» What to work on
Using the data below, gather each line that includes the word "apenas".

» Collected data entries
··········

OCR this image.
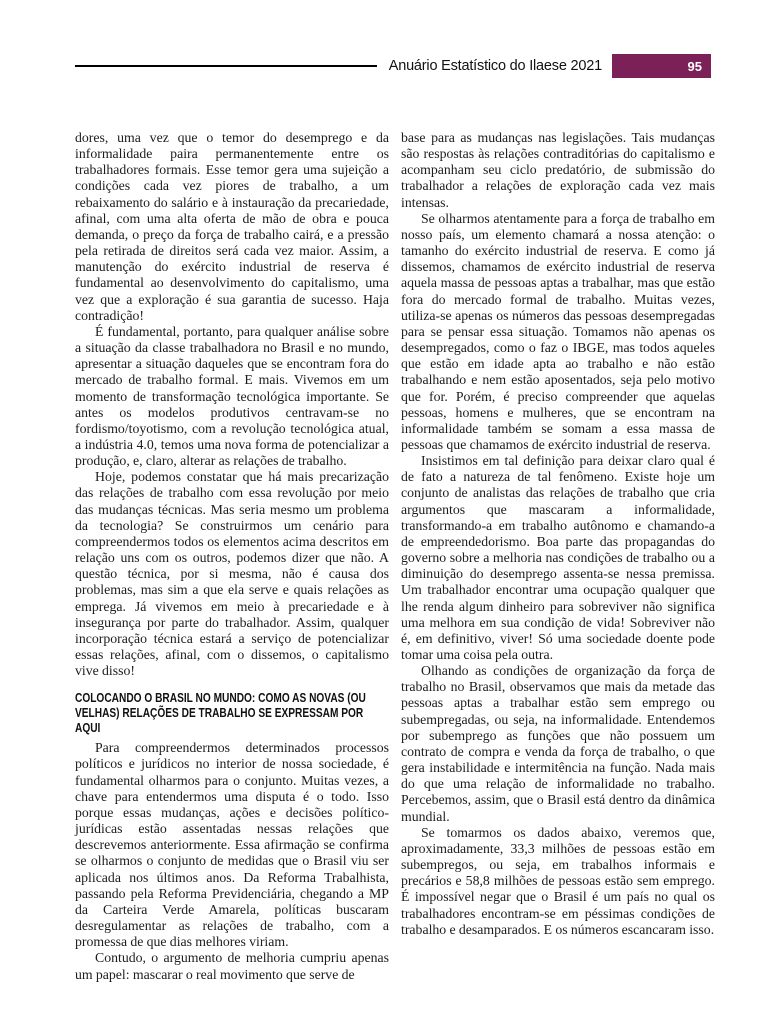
Anuário Estatístico do Ilaese 2021	95

dores, uma vez que o temor do desemprego e da informalidade paira permanentemente entre os trabalhadores formais. Esse temor gera uma sujeição a condições cada vez piores de trabalho, a um rebaixamento do salário e à instauração da precariedade, afinal, com uma alta oferta de mão de obra e pouca demanda, o preço da força de trabalho cairá, e a pressão pela retirada de direitos será cada vez maior. Assim, a manutenção do exército industrial de reserva é fundamental ao desenvolvimento do capitalismo, uma vez que a exploração é sua garantia de sucesso. Haja contradição!

É fundamental, portanto, para qualquer análise sobre a situação da classe trabalhadora no Brasil e no mundo, apresentar a situação daqueles que se encontram fora do mercado de trabalho formal. E mais. Vivemos em um momento de transformação tecnológica importante. Se antes os modelos produtivos centravam-se no fordismo/toyotismo, com a revolução tecnológica atual, a indústria 4.0, temos uma nova forma de potencializar a produção, e, claro, alterar as relações de trabalho.

Hoje, podemos constatar que há mais precarização das relações de trabalho com essa revolução por meio das mudanças técnicas. Mas seria mesmo um problema da tecnologia? Se construirmos um cenário para compreendermos todos os elementos acima descritos em relação uns com os outros, podemos dizer que não. A questão técnica, por si mesma, não é causa dos problemas, mas sim a que ela serve e quais relações as emprega. Já vivemos em meio à precariedade e à insegurança por parte do trabalhador. Assim, qualquer incorporação técnica estará a serviço de potencializar essas relações, afinal, com o dissemos, o capitalismo vive disso!

COLOCANDO O BRASIL NO MUNDO: COMO AS NOVAS (OU VELHAS) RELAÇÕES DE TRABALHO SE EXPRESSAM POR AQUI

Para compreendermos determinados processos políticos e jurídicos no interior de nossa sociedade, é fundamental olharmos para o conjunto. Muitas vezes, a chave para entendermos uma disputa é o todo. Isso porque essas mudanças, ações e decisões político-jurídicas estão assentadas nessas relações que descrevemos anteriormente. Essa afirmação se confirma se olharmos o conjunto de medidas que o Brasil viu ser aplicada nos últimos anos. Da Reforma Trabalhista, passando pela Reforma Previdenciária, chegando a MP da Carteira Verde Amarela, políticas buscaram desregulamentar as relações de trabalho, com a promessa de que dias melhores viriam.

Contudo, o argumento de melhoria cumpriu apenas um papel: mascarar o real movimento que serve de

base para as mudanças nas legislações. Tais mudanças são respostas às relações contraditórias do capitalismo e acompanham seu ciclo predatório, de submissão do trabalhador a relações de exploração cada vez mais intensas.

Se olharmos atentamente para a força de trabalho em nosso país, um elemento chamará a nossa atenção: o tamanho do exército industrial de reserva. E como já dissemos, chamamos de exército industrial de reserva aquela massa de pessoas aptas a trabalhar, mas que estão fora do mercado formal de trabalho. Muitas vezes, utiliza-se apenas os números das pessoas desempregadas para se pensar essa situação. Tomamos não apenas os desempregados, como o faz o IBGE, mas todos aqueles que estão em idade apta ao trabalho e não estão trabalhando e nem estão aposentados, seja pelo motivo que for. Porém, é preciso compreender que aquelas pessoas, homens e mulheres, que se encontram na informalidade também se somam a essa massa de pessoas que chamamos de exército industrial de reserva.

Insistimos em tal definição para deixar claro qual é de fato a natureza de tal fenômeno. Existe hoje um conjunto de analistas das relações de trabalho que cria argumentos que mascaram a informalidade, transformando-a em trabalho autônomo e chamando-a de empreendedorismo. Boa parte das propagandas do governo sobre a melhoria nas condições de trabalho ou a diminuição do desemprego assenta-se nessa premissa. Um trabalhador encontrar uma ocupação qualquer que lhe renda algum dinheiro para sobreviver não significa uma melhora em sua condição de vida! Sobreviver não é, em definitivo, viver! Só uma sociedade doente pode tomar uma coisa pela outra.

Olhando as condições de organização da força de trabalho no Brasil, observamos que mais da metade das pessoas aptas a trabalhar estão sem emprego ou subempregadas, ou seja, na informalidade. Entendemos por subemprego as funções que não possuem um contrato de compra e venda da força de trabalho, o que gera instabilidade e intermitência na função. Nada mais do que uma relação de informalidade no trabalho. Percebemos, assim, que o Brasil está dentro da dinâmica mundial.

Se tomarmos os dados abaixo, veremos que, aproximadamente, 33,3 milhões de pessoas estão em subempregos, ou seja, em trabalhos informais e precários e 58,8 milhões de pessoas estão sem emprego. É impossível negar que o Brasil é um país no qual os trabalhadores encontram-se em péssimas condições de trabalho e desamparados. E os números escancaram isso.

··········

» Response to this task
Contudo, o argumento de melhoria cumpriu apenas um papel: mascarar o real movimento que serve de
Se olharmos atentamente para a força de trabalho em nosso país, um elemento chamará a nossa atenção: o tamanho do exército industrial de reserva. E como já dissemos, chamamos de exército industrial de reserva aquela massa de pessoas aptas a trabalhar, mas que estão fora do mercado formal de trabalho. Muitas vezes, utiliza-se apenas os números das pessoas desempregadas para se pensar essa situação. Tomamos não apenas os desempregados, como o faz o IBGE, mas todos aqueles que estão em idade apta ao trabalho e não estão trabalhando e nem estão aposentados, seja pelo motivo que for. Porém, é preciso compreender que aquelas pessoas, homens e mulheres, que se encontram na informalidade também se somam a essa massa de pessoas que chamamos de exército industrial de reserva.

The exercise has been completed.